#### [Records provided]

········

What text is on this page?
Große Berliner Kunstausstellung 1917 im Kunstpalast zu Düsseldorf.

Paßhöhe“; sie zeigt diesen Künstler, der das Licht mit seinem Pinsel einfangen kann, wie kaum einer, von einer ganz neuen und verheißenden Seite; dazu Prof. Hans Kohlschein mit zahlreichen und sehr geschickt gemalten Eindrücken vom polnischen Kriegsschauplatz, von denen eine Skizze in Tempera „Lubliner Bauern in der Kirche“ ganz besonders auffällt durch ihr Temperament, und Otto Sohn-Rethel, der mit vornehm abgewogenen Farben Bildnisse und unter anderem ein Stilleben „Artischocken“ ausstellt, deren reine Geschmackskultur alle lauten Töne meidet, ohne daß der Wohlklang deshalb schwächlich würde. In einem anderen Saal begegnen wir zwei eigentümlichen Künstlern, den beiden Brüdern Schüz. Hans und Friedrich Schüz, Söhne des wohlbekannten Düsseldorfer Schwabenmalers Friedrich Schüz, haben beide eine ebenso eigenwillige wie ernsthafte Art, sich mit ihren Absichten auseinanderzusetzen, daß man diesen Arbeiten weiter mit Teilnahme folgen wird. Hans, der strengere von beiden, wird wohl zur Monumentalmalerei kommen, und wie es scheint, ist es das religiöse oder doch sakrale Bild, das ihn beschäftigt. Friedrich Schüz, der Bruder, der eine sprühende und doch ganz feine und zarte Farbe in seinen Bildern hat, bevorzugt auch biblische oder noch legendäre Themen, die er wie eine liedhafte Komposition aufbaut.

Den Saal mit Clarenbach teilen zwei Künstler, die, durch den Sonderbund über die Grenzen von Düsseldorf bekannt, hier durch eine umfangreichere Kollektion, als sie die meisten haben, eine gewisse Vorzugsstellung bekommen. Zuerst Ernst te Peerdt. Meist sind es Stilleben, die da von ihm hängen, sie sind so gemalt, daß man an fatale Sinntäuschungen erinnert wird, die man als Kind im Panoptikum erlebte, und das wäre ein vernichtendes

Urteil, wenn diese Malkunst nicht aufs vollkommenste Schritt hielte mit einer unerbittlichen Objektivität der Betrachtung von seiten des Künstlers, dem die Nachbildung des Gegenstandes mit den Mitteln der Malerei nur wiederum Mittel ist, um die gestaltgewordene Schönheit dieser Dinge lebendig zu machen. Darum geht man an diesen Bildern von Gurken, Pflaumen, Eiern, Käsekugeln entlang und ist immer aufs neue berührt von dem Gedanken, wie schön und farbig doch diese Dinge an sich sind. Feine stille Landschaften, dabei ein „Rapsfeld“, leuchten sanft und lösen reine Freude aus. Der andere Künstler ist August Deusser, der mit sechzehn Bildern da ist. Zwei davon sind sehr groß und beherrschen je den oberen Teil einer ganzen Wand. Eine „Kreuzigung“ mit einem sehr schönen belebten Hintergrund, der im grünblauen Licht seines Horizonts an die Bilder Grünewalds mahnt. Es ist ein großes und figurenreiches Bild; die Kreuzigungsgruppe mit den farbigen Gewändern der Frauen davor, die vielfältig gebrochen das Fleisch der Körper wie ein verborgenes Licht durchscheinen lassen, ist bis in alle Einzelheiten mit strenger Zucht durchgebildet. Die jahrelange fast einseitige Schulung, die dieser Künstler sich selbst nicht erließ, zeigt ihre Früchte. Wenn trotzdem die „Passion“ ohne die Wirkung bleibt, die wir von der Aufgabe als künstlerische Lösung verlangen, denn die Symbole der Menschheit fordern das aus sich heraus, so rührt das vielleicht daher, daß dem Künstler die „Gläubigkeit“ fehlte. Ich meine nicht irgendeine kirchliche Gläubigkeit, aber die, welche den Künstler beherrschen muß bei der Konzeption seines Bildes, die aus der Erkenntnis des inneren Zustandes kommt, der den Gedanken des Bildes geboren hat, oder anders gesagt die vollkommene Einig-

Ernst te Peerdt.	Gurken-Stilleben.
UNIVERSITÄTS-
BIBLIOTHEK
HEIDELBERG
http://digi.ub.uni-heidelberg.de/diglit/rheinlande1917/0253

········

#### [The problem]
When you answer, repeat every record exactly, omitting nothing.

#### [Result below]
What text is on this page?
Große Berliner Kunstausstellung 1917 im Kunstpalast zu Düsseldorf.

Paßhöhe“; sie zeigt diesen Künstler, der das Licht mit seinem Pinsel einfangen kann, wie kaum einer, von einer ganz neuen und verheißenden Seite; dazu Prof. Hans Kohlschein mit zahlreichen und sehr geschickt gemalten Eindrücken vom polnischen Kriegsschauplatz, von denen eine Skizze in Tempera „Lubliner Bauern in der Kirche“ ganz besonders auffällt durch ihr Temperament, und Otto Sohn-Rethel, der mit vornehm abgewogenen Farben Bildnisse und unter anderem ein Stilleben „Artischocken“ ausstellt, deren reine Geschmackskultur alle lauten Töne meidet, ohne daß der Wohlklang deshalb schwächlich würde. In einem anderen Saal begegnen wir zwei eigentümlichen Künstlern, den beiden Brüdern Schüz. Hans und Friedrich Schüz, Söhne des wohlbekannten Düsseldorfer Schwabenmalers Friedrich Schüz, haben beide eine ebenso eigenwillige wie ernsthafte Art, sich mit ihren Absichten auseinanderzusetzen, daß man diesen Arbeiten weiter mit Teilnahme folgen wird. Hans, der strengere von beiden, wird wohl zur Monumentalmalerei kommen, und wie es scheint, ist es das religiöse oder doch sakrale Bild, das ihn beschäftigt. Friedrich Schüz, der Bruder, der eine sprühende und doch ganz feine und zarte Farbe in seinen Bildern hat, bevorzugt auch biblische oder noch legendäre Themen, die er wie eine liedhafte Komposition aufbaut.

Den Saal mit Clarenbach teilen zwei Künstler, die, durch den Sonderbund über die Grenzen von Düsseldorf bekannt, hier durch eine umfangreichere Kollektion, als sie die meisten haben, eine gewisse Vorzugsstellung bekommen. Zuerst Ernst te Peerdt. Meist sind es Stilleben, die da von ihm hängen, sie sind so gemalt, daß man an fatale Sinntäuschungen erinnert wird, die man als Kind im Panoptikum erlebte, und das wäre ein vernichtendes

Urteil, wenn diese Malkunst nicht aufs vollkommenste Schritt hielte mit einer unerbittlichen Objektivität der Betrachtung von seiten des Künstlers, dem die Nachbildung des Gegenstandes mit den Mitteln der Malerei nur wiederum Mittel ist, um die gestaltgewordene Schönheit dieser Dinge lebendig zu machen. Darum geht man an diesen Bildern von Gurken, Pflaumen, Eiern, Käsekugeln entlang und ist immer aufs neue berührt von dem Gedanken, wie schön und farbig doch diese Dinge an sich sind. Feine stille Landschaften, dabei ein „Rapsfeld“, leuchten sanft und lösen reine Freude aus. Der andere Künstler ist August Deusser, der mit sechzehn Bildern da ist. Zwei davon sind sehr groß und beherrschen je den oberen Teil einer ganzen Wand. Eine „Kreuzigung“ mit einem sehr schönen belebten Hintergrund, der im grünblauen Licht seines Horizonts an die Bilder Grünewalds mahnt. Es ist ein großes und figurenreiches Bild; die Kreuzigungsgruppe mit den farbigen Gewändern der Frauen davor, die vielfältig gebrochen das Fleisch der Körper wie ein verborgenes Licht durchscheinen lassen, ist bis in alle Einzelheiten mit strenger Zucht durchgebildet. Die jahrelange fast einseitige Schulung, die dieser Künstler sich selbst nicht erließ, zeigt ihre Früchte. Wenn trotzdem die „Passion“ ohne die Wirkung bleibt, die wir von der Aufgabe als künstlerische Lösung verlangen, denn die Symbole der Menschheit fordern das aus sich heraus, so rührt das vielleicht daher, daß dem Künstler die „Gläubigkeit“ fehlte. Ich meine nicht irgendeine kirchliche Gläubigkeit, aber die, welche den Künstler beherrschen muß bei der Konzeption seines Bildes, die aus der Erkenntnis des inneren Zustandes kommt, der den Gedanken des Bildes geboren hat, oder anders gesagt die vollkommene Einig-

Ernst te Peerdt.	Gurken-Stilleben.
UNIVERSITÄTS-
BIBLIOTHEK
HEIDELBERG
http://digi.ub.uni-heidelberg.de/diglit/rheinlande1917/0253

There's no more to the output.